» **STATED EXERCISE**
Report all lines from the entries below in which "технических" appears.

Data extracted from a collection

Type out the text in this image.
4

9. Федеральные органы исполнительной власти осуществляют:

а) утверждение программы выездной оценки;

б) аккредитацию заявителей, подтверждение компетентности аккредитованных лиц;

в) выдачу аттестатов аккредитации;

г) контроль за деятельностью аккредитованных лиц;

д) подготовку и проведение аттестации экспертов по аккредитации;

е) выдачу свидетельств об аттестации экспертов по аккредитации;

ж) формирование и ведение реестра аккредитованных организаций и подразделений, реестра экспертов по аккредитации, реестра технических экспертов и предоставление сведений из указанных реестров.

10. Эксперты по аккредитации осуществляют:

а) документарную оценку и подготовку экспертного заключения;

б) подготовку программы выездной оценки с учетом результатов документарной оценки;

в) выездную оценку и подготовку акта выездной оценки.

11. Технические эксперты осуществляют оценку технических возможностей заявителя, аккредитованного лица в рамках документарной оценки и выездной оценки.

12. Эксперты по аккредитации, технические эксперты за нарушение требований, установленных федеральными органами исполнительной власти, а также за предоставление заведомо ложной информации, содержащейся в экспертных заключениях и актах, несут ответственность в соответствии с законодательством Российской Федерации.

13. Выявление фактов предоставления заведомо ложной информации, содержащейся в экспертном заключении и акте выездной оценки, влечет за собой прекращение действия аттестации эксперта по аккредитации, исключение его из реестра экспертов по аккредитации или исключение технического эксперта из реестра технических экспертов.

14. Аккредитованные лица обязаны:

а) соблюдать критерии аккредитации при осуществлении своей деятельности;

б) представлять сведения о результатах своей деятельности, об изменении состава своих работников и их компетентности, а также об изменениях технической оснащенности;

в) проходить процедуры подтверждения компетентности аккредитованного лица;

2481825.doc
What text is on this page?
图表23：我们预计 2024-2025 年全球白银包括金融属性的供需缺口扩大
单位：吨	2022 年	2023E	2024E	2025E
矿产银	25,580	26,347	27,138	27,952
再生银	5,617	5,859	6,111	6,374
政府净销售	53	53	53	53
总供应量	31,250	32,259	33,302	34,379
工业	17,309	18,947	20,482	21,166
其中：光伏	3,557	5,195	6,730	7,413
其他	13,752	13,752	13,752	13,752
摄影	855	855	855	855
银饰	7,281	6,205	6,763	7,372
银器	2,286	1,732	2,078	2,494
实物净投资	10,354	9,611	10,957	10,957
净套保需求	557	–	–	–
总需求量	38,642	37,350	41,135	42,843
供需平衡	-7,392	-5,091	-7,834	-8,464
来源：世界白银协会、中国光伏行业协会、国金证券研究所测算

» **RESULT**
ж) формирование и ведение реестра аккредитованных организаций и подразделений, реестра экспертов по аккредитации, реестра технических экспертов и предоставление сведений из указанных реестров.
11. Технические эксперты осуществляют оценку технических возможностей заявителя, аккредитованного лица в рамках документарной оценки и выездной оценки.
13. Выявление фактов предоставления заведомо ложной информации, содержащейся в экспертном заключении и акте выездной оценки, влечет за собой прекращение действия аттестации эксперта по аккредитации, исключение его из реестра экспертов по аккредитации или исключение технического эксперта из реестра технических экспертов.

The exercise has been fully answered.